Data entries:
+-------+
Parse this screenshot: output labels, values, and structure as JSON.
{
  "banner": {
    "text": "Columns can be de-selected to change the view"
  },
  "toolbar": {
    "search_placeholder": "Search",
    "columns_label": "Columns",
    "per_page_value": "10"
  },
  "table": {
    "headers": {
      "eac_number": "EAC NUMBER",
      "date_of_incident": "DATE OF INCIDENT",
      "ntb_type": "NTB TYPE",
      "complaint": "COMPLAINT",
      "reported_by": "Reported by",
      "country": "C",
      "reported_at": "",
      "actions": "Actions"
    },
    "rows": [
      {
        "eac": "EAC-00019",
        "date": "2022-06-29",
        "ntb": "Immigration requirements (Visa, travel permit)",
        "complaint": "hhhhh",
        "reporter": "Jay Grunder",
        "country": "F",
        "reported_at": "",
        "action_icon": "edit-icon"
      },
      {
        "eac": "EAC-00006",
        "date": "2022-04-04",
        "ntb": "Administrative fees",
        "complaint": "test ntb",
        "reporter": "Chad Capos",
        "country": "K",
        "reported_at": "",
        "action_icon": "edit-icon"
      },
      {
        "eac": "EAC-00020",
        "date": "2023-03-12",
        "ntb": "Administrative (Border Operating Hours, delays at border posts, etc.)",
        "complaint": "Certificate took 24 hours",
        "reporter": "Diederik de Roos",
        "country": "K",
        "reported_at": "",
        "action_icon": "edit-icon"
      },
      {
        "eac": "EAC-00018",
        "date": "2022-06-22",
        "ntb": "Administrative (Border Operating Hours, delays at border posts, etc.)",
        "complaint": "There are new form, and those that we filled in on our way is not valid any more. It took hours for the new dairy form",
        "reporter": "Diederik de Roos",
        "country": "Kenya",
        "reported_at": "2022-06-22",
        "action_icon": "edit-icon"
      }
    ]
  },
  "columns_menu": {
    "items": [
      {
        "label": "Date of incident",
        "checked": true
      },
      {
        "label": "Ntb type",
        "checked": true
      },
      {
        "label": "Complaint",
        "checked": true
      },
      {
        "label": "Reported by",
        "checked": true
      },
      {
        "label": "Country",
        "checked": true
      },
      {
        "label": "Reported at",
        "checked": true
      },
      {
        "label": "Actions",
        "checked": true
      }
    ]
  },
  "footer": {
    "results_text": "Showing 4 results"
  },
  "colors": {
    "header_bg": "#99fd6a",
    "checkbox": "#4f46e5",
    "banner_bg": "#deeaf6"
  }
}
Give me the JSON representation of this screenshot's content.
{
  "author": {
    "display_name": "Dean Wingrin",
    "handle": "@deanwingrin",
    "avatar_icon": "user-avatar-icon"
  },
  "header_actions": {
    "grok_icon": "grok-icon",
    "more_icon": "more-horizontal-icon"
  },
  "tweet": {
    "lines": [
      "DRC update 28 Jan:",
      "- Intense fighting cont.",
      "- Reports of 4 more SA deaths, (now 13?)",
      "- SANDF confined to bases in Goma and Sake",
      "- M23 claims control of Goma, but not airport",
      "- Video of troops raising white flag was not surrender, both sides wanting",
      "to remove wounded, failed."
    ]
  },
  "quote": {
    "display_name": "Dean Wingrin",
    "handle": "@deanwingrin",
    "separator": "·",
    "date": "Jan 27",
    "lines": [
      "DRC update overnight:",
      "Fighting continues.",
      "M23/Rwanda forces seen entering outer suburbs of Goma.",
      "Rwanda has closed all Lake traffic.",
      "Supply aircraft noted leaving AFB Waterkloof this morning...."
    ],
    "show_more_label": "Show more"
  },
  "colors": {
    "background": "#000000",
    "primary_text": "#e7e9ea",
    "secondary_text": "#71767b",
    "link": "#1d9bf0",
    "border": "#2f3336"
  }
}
+-------+
:: Given problem ::
Restate the data above exactly, keeping each word as it stands.

:: Final result ::
Parse this screenshot: output labels, values, and structure as JSON.
{
  "banner": {
    "text": "Columns can be de-selected to change the view"
  },
  "toolbar": {
    "search_placeholder": "Search",
    "columns_label": "Columns",
    "per_page_value": "10"
  },
  "table": {
    "headers": {
      "eac_number": "EAC NUMBER",
      "date_of_incident": "DATE OF INCIDENT",
      "ntb_type": "NTB TYPE",
      "complaint": "COMPLAINT",
      "reported_by": "Reported by",
      "country": "C",
      "reported_at": "",
      "actions": "Actions"
    },
    "rows": [
      {
        "eac": "EAC-00019",
        "date": "2022-06-29",
        "ntb": "Immigration requirements (Visa, travel permit)",
        "complaint": "hhhhh",
        "reporter": "Jay Grunder",
        "country": "F",
        "reported_at": "",
        "action_icon": "edit-icon"
      },
      {
        "eac": "EAC-00006",
        "date": "2022-04-04",
        "ntb": "Administrative fees",
        "complaint": "test ntb",
        "reporter": "Chad Capos",
        "country": "K",
        "reported_at": "",
        "action_icon": "edit-icon"
      },
      {
        "eac": "EAC-00020",
        "date": "2023-03-12",
        "ntb": "Administrative (Border Operating Hours, delays at border posts, etc.)",
        "complaint": "Certificate took 24 hours",
        "reporter": "Diederik de Roos",
        "country": "K",
        "reported_at": "",
        "action_icon": "edit-icon"
      },
      {
        "eac": "EAC-00018",
        "date": "2022-06-22",
        "ntb": "Administrative (Border Operating Hours, delays at border posts, etc.)",
        "complaint": "There are new form, and those that we filled in on our way is not valid any more. It took hours for the new dairy form",
        "reporter": "Diederik de Roos",
        "country": "Kenya",
        "reported_at": "2022-06-22",
        "action_icon": "edit-icon"
      }
    ]
  },
  "columns_menu": {
    "items": [
      {
        "label": "Date of incident",
        "checked": true
      },
      {
        "label": "Ntb type",
        "checked": true
      },
      {
        "label": "Complaint",
        "checked": true
      },
      {
        "label": "Reported by",
        "checked": true
      },
      {
        "label": "Country",
        "checked": true
      },
      {
        "label": "Reported at",
        "checked": true
      },
      {
        "label": "Actions",
        "checked": true
      }
    ]
  },
  "footer": {
    "results_text": "Showing 4 results"
  },
  "colors": {
    "header_bg": "#99fd6a",
    "checkbox": "#4f46e5",
    "banner_bg": "#deeaf6"
  }
}
Give me the JSON representation of this screenshot's content.
{
  "author": {
    "display_name": "Dean Wingrin",
    "handle": "@deanwingrin",
    "avatar_icon": "user-avatar-icon"
  },
  "header_actions": {
    "grok_icon": "grok-icon",
    "more_icon": "more-horizontal-icon"
  },
  "tweet": {
    "lines": [
      "DRC update 28 Jan:",
      "- Intense fighting cont.",
      "- Reports of 4 more SA deaths, (now 13?)",
      "- SANDF confined to bases in Goma and Sake",
      "- M23 claims control of Goma, but not airport",
      "- Video of troops raising white flag was not surrender, both sides wanting",
      "to remove wounded, failed."
    ]
  },
  "quote": {
    "display_name": "Dean Wingrin",
    "handle": "@deanwingrin",
    "separator": "·",
    "date": "Jan 27",
    "lines": [
      "DRC update overnight:",
      "Fighting continues.",
      "M23/Rwanda forces seen entering outer suburbs of Goma.",
      "Rwanda has closed all Lake traffic.",
      "Supply aircraft noted leaving AFB Waterkloof this morning...."
    ],
    "show_more_label": "Show more"
  },
  "colors": {
    "background": "#000000",
    "primary_text": "#e7e9ea",
    "secondary_text": "#71767b",
    "link": "#1d9bf0",
    "border": "#2f3336"
  }
}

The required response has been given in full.